- Exercise instructions
Your task is to repeat the entries exactly. Leave the pictures out.

- Supplied records
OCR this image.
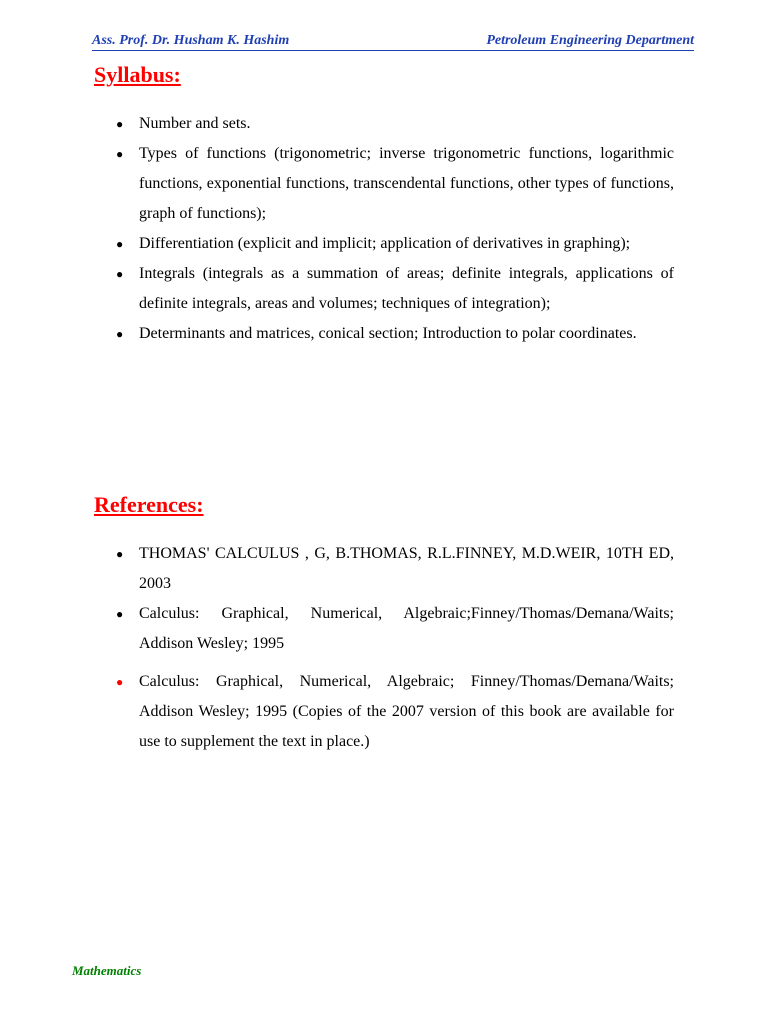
Ass. Prof. Dr. Husham K. Hashim	Petroleum Engineering Department
Syllabus:
● Number and sets.
● Types of functions (trigonometric; inverse trigonometric functions, logarithmic functions, exponential functions, transcendental functions, other types of functions, graph of functions);
● Differentiation (explicit and implicit; application of derivatives in graphing);
● Integrals (integrals as a summation of areas; definite integrals, applications of definite integrals, areas and volumes; techniques of integration);
● Determinants and matrices, conical section; Introduction to polar coordinates.
References:
● THOMAS' CALCULUS , G, B.THOMAS, R.L.FINNEY, M.D.WEIR, 10TH ED, 2003
● Calculus: Graphical, Numerical, Algebraic;Finney/Thomas/Demana/Waits; Addison Wesley; 1995
● Calculus: Graphical, Numerical, Algebraic; Finney/Thomas/Demana/Waits; Addison Wesley; 1995 (Copies of the 2007 version of this book are available for use to supplement the text in place.)
Mathematics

- Task answer
OCR this image.
Ass. Prof. Dr. Husham K. Hashim	Petroleum Engineering Department
Syllabus:
● Number and sets.
● Types of functions (trigonometric; inverse trigonometric functions, logarithmic functions, exponential functions, transcendental functions, other types of functions, graph of functions);
● Differentiation (explicit and implicit; application of derivatives in graphing);
● Integrals (integrals as a summation of areas; definite integrals, applications of definite integrals, areas and volumes; techniques of integration);
● Determinants and matrices, conical section; Introduction to polar coordinates.
References:
● THOMAS' CALCULUS , G, B.THOMAS, R.L.FINNEY, M.D.WEIR, 10TH ED, 2003
● Calculus: Graphical, Numerical, Algebraic;Finney/Thomas/Demana/Waits; Addison Wesley; 1995
● Calculus: Graphical, Numerical, Algebraic; Finney/Thomas/Demana/Waits; Addison Wesley; 1995 (Copies of the 2007 version of this book are available for use to supplement the text in place.)
Mathematics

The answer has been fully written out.